Short task: Write the data out again in full, with no departure from the original.

* Begin Raw data *

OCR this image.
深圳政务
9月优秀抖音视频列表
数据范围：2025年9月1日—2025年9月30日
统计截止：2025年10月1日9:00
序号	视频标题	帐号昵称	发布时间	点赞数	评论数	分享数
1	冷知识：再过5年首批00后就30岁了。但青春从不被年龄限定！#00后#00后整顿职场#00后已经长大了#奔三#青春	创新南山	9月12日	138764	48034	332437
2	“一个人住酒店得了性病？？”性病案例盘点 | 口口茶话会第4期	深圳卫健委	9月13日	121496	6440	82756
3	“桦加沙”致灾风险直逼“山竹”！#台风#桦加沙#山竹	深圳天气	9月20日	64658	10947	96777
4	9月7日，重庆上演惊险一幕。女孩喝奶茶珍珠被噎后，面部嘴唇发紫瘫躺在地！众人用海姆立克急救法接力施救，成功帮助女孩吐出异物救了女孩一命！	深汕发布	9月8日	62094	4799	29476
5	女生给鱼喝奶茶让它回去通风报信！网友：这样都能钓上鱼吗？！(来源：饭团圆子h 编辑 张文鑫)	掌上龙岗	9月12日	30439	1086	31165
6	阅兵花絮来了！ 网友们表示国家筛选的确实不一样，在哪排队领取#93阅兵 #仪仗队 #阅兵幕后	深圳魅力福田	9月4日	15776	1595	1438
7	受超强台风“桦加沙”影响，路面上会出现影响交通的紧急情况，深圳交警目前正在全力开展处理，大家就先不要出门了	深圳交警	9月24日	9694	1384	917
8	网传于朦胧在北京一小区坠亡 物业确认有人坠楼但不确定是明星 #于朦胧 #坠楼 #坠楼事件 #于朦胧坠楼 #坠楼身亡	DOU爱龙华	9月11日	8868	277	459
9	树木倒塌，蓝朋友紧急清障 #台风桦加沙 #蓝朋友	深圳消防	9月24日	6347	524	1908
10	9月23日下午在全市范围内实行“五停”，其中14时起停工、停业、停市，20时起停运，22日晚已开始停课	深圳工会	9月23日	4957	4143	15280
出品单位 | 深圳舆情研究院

* End Raw data *

The completed task:
OCR this image.
深圳政务
9月优秀抖音视频列表
数据范围：2025年9月1日—2025年9月30日
统计截止：2025年10月1日9:00
序号	视频标题	帐号昵称	发布时间	点赞数	评论数	分享数
1	冷知识：再过5年首批00后就30岁了。但青春从不被年龄限定！#00后#00后整顿职场#00后已经长大了#奔三#青春	创新南山	9月12日	138764	48034	332437
2	“一个人住酒店得了性病？？”性病案例盘点 | 口口茶话会第4期	深圳卫健委	9月13日	121496	6440	82756
3	“桦加沙”致灾风险直逼“山竹”！#台风#桦加沙#山竹	深圳天气	9月20日	64658	10947	96777
4	9月7日，重庆上演惊险一幕。女孩喝奶茶珍珠被噎后，面部嘴唇发紫瘫躺在地！众人用海姆立克急救法接力施救，成功帮助女孩吐出异物救了女孩一命！	深汕发布	9月8日	62094	4799	29476
5	女生给鱼喝奶茶让它回去通风报信！网友：这样都能钓上鱼吗？！(来源：饭团圆子h 编辑 张文鑫)	掌上龙岗	9月12日	30439	1086	31165
6	阅兵花絮来了！ 网友们表示国家筛选的确实不一样，在哪排队领取#93阅兵 #仪仗队 #阅兵幕后	深圳魅力福田	9月4日	15776	1595	1438
7	受超强台风“桦加沙”影响，路面上会出现影响交通的紧急情况，深圳交警目前正在全力开展处理，大家就先不要出门了	深圳交警	9月24日	9694	1384	917
8	网传于朦胧在北京一小区坠亡 物业确认有人坠楼但不确定是明星 #于朦胧 #坠楼 #坠楼事件 #于朦胧坠楼 #坠楼身亡	DOU爱龙华	9月11日	8868	277	459
9	树木倒塌，蓝朋友紧急清障 #台风桦加沙 #蓝朋友	深圳消防	9月24日	6347	524	1908
10	9月23日下午在全市范围内实行“五停”，其中14时起停工、停业、停市，20时起停运，22日晚已开始停课	深圳工会	9月23日	4957	4143	15280
出品单位 | 深圳舆情研究院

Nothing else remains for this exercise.